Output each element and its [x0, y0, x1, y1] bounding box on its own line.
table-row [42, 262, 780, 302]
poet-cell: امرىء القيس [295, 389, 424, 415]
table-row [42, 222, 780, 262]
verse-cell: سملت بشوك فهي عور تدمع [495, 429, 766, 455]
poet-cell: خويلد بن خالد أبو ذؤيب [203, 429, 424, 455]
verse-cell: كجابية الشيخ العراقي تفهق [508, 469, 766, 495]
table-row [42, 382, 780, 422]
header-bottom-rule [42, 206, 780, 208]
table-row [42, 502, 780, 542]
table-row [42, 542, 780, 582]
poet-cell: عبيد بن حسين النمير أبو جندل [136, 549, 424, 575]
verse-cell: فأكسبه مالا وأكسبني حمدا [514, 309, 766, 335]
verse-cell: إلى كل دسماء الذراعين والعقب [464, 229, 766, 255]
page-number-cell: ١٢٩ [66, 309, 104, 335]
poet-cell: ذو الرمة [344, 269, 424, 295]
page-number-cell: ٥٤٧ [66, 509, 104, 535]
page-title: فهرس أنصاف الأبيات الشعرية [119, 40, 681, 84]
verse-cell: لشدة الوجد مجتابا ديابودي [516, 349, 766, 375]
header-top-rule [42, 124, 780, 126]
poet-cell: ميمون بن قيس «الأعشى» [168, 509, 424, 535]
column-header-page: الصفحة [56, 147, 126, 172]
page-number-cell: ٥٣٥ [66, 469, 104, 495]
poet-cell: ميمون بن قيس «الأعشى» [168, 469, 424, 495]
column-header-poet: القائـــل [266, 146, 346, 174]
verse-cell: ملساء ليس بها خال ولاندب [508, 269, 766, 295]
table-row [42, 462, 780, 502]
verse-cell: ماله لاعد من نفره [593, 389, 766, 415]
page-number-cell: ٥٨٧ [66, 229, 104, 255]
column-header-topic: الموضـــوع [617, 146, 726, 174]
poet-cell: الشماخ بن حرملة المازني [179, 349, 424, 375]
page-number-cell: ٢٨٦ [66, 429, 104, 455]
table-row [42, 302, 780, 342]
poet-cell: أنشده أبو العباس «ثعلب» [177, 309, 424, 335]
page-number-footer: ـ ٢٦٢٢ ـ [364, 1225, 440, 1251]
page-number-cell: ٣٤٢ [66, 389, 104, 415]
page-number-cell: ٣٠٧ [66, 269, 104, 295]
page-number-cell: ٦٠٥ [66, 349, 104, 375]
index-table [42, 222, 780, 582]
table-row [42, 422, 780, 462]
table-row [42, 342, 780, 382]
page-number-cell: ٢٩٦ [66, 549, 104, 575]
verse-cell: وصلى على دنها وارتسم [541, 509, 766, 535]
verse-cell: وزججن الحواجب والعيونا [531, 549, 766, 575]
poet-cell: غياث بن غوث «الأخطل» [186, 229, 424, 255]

-=-=-

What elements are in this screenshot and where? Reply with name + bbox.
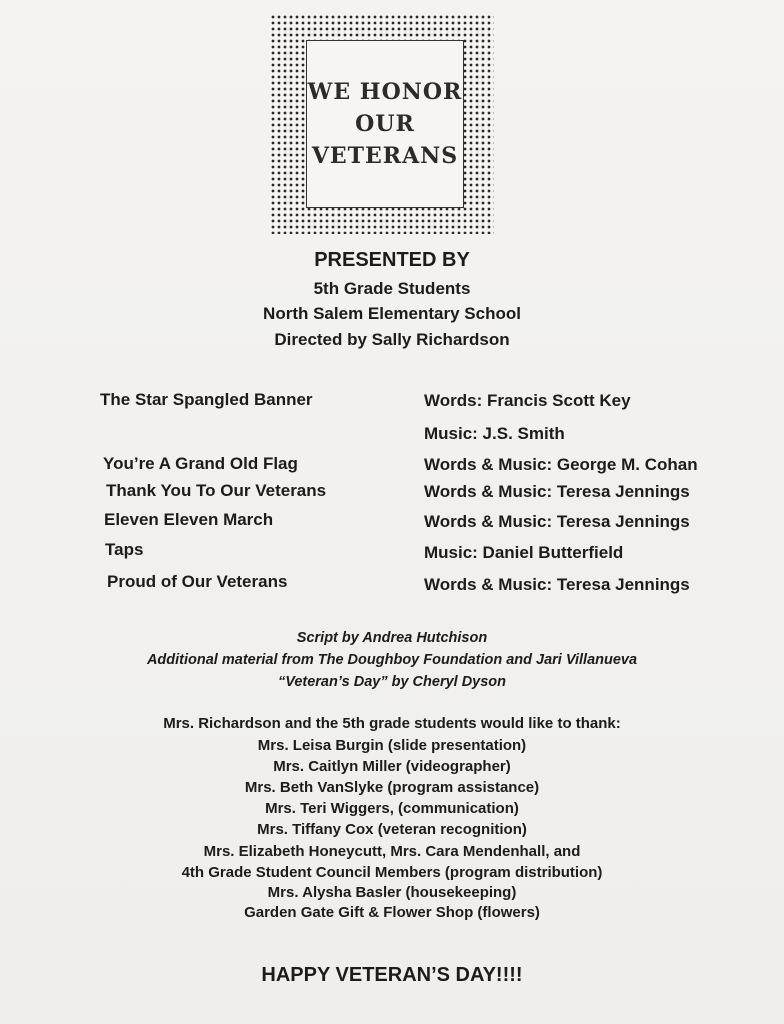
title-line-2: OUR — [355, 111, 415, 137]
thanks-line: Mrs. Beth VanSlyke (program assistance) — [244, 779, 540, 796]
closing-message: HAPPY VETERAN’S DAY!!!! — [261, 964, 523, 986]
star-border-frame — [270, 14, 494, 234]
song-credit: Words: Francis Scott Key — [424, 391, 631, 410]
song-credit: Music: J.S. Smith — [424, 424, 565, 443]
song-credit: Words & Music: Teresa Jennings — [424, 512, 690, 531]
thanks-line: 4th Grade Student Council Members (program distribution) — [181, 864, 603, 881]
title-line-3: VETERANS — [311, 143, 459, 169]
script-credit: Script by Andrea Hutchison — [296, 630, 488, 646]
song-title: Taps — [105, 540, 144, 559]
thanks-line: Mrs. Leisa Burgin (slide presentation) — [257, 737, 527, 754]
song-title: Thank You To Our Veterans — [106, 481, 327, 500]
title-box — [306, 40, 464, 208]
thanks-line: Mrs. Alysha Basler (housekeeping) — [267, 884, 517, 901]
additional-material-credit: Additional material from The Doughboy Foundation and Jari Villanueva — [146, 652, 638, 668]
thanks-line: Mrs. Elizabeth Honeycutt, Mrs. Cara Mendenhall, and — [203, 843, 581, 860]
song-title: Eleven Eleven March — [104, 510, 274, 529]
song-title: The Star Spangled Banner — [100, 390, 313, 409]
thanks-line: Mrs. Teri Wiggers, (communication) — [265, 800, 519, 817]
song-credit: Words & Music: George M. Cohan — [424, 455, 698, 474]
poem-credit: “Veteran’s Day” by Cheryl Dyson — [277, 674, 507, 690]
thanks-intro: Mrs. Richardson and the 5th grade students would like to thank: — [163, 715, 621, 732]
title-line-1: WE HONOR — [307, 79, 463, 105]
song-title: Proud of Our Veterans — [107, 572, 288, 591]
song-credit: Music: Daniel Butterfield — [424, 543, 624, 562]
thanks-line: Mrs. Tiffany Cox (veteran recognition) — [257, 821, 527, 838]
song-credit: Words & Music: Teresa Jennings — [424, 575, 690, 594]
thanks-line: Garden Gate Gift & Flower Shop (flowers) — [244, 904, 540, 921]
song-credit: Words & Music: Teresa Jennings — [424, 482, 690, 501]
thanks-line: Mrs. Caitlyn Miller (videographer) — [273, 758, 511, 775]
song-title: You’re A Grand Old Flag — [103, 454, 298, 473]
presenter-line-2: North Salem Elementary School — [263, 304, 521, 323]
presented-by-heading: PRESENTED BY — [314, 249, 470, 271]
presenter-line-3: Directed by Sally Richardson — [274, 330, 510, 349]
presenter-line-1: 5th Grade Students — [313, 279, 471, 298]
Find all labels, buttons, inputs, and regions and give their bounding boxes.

-=-=-

### Problem requirements
Edit the rows from the line containing "title-line-2: OUR — [355, 111, 415, 137]" through the line containing "song-title: The Star", inclusive, replacing every instance of "thanks-line" with "acknowledgment-line" and leaving everything else unchanged. Return only those rows.

### Task output
title-line-2: OUR — [355, 111, 415, 137]
acknowledgment-line: Mrs. Beth VanSlyke (program assistance) — [244, 779, 540, 796]
closing-message: HAPPY VETERAN’S DAY!!!! — [261, 964, 523, 986]
star-border-frame — [270, 14, 494, 234]
song-credit: Words: Francis Scott Key — [424, 391, 631, 410]
song-credit: Music: J.S. Smith — [424, 424, 565, 443]
song-credit: Words & Music: Teresa Jennings — [424, 512, 690, 531]
acknowledgment-line: 4th Grade Student Council Members (program distribution) — [181, 864, 603, 881]
title-line-3: VETERANS — [311, 143, 459, 169]
script-credit: Script by Andrea Hutchison — [296, 630, 488, 646]
song-title: Taps — [105, 540, 144, 559]
acknowledgment-line: Mrs. Leisa Burgin (slide presentation) — [257, 737, 527, 754]
song-title: Thank You To Our Veterans — [106, 481, 327, 500]
title-box — [306, 40, 464, 208]
acknowledgment-line: Mrs. Alysha Basler (housekeeping) — [267, 884, 517, 901]
additional-material-credit: Additional material from The Doughboy Foundation and Jari Villanueva — [146, 652, 638, 668]
acknowledgment-line: Mrs. Elizabeth Honeycutt, Mrs. Cara Mendenhall, and — [203, 843, 581, 860]
song-title: Eleven Eleven March — [104, 510, 274, 529]
song-title: The Star Spangled Banner — [100, 390, 313, 409]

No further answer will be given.